[Requirements]
Without altering anything, repeat each of the records.

[Provided data]
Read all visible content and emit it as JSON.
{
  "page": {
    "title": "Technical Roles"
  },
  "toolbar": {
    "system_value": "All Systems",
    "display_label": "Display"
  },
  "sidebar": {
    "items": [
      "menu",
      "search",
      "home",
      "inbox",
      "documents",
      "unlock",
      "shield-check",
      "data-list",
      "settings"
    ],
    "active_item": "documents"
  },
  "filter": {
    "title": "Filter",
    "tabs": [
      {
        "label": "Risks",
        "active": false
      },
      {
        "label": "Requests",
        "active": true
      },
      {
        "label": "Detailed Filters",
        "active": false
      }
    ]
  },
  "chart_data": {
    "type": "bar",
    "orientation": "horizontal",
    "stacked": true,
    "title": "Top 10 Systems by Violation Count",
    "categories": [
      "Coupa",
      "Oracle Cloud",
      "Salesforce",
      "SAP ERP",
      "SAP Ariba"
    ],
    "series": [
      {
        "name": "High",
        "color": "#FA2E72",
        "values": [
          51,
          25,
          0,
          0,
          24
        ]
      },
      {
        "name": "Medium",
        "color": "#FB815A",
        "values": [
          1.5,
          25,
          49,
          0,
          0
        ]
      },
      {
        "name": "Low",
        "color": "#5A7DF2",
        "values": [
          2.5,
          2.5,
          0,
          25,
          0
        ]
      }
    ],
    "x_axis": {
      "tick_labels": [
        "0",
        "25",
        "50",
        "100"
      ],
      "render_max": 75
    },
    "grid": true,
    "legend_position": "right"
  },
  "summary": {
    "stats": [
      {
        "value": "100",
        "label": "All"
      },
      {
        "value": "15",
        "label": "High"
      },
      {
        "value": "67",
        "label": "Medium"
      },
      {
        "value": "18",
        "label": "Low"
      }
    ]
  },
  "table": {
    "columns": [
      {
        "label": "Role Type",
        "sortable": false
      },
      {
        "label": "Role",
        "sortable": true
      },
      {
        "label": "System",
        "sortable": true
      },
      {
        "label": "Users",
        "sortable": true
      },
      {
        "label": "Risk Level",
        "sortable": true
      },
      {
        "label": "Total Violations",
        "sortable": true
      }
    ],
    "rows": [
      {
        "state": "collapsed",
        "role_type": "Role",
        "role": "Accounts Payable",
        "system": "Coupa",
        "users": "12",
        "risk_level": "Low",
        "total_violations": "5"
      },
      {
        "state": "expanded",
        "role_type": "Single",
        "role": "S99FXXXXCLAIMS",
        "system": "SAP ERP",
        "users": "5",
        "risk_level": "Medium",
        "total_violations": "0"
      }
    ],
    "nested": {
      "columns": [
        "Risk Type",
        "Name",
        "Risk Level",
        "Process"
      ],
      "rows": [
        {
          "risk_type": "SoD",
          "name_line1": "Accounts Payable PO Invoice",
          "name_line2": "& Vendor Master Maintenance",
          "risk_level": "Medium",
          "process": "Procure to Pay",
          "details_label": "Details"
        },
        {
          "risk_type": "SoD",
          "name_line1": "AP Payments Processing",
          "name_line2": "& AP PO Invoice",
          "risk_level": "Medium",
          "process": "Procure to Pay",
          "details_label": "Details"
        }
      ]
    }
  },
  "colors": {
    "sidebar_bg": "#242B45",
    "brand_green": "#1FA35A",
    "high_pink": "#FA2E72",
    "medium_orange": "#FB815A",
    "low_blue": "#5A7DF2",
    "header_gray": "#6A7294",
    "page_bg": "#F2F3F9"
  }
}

[Result]
Read all visible content and emit it as JSON.
{
  "page": {
    "title": "Technical Roles"
  },
  "toolbar": {
    "system_value": "All Systems",
    "display_label": "Display"
  },
  "sidebar": {
    "items": [
      "menu",
      "search",
      "home",
      "inbox",
      "documents",
      "unlock",
      "shield-check",
      "data-list",
      "settings"
    ],
    "active_item": "documents"
  },
  "filter": {
    "title": "Filter",
    "tabs": [
      {
        "label": "Risks",
        "active": false
      },
      {
        "label": "Requests",
        "active": true
      },
      {
        "label": "Detailed Filters",
        "active": false
      }
    ]
  },
  "chart_data": {
    "type": "bar",
    "orientation": "horizontal",
    "stacked": true,
    "title": "Top 10 Systems by Violation Count",
    "categories": [
      "Coupa",
      "Oracle Cloud",
      "Salesforce",
      "SAP ERP",
      "SAP Ariba"
    ],
    "series": [
      {
        "name": "High",
        "color": "#FA2E72",
        "values": [
          51,
          25,
          0,
          0,
          24
        ]
      },
      {
        "name": "Medium",
        "color": "#FB815A",
        "values": [
          1.5,
          25,
          49,
          0,
          0
        ]
      },
      {
        "name": "Low",
        "color": "#5A7DF2",
        "values": [
          2.5,
          2.5,
          0,
          25,
          0
        ]
      }
    ],
    "x_axis": {
      "tick_labels": [
        "0",
        "25",
        "50",
        "100"
      ],
      "render_max": 75
    },
    "grid": true,
    "legend_position": "right"
  },
  "summary": {
    "stats": [
      {
        "value": "100",
        "label": "All"
      },
      {
        "value": "15",
        "label": "High"
      },
      {
        "value": "67",
        "label": "Medium"
      },
      {
        "value": "18",
        "label": "Low"
      }
    ]
  },
  "table": {
    "columns": [
      {
        "label": "Role Type",
        "sortable": false
      },
      {
        "label": "Role",
        "sortable": true
      },
      {
        "label": "System",
        "sortable": true
      },
      {
        "label": "Users",
        "sortable": true
      },
      {
        "label": "Risk Level",
        "sortable": true
      },
      {
        "label": "Total Violations",
        "sortable": true
      }
    ],
    "rows": [
      {
        "state": "collapsed",
        "role_type": "Role",
        "role": "Accounts Payable",
        "system": "Coupa",
        "users": "12",
        "risk_level": "Low",
        "total_violations": "5"
      },
      {
        "state": "expanded",
        "role_type": "Single",
        "role": "S99FXXXXCLAIMS",
        "system": "SAP ERP",
        "users": "5",
        "risk_level": "Medium",
        "total_violations": "0"
      }
    ],
    "nested": {
      "columns": [
        "Risk Type",
        "Name",
        "Risk Level",
        "Process"
      ],
      "rows": [
        {
          "risk_type": "SoD",
          "name_line1": "Accounts Payable PO Invoice",
          "name_line2": "& Vendor Master Maintenance",
          "risk_level": "Medium",
          "process": "Procure to Pay",
          "details_label": "Details"
        },
        {
          "risk_type": "SoD",
          "name_line1": "AP Payments Processing",
          "name_line2": "& AP PO Invoice",
          "risk_level": "Medium",
          "process": "Procure to Pay",
          "details_label": "Details"
        }
      ]
    }
  },
  "colors": {
    "sidebar_bg": "#242B45",
    "brand_green": "#1FA35A",
    "high_pink": "#FA2E72",
    "medium_orange": "#FB815A",
    "low_blue": "#5A7DF2",
    "header_gray": "#6A7294",
    "page_bg": "#F2F3F9"
  }
}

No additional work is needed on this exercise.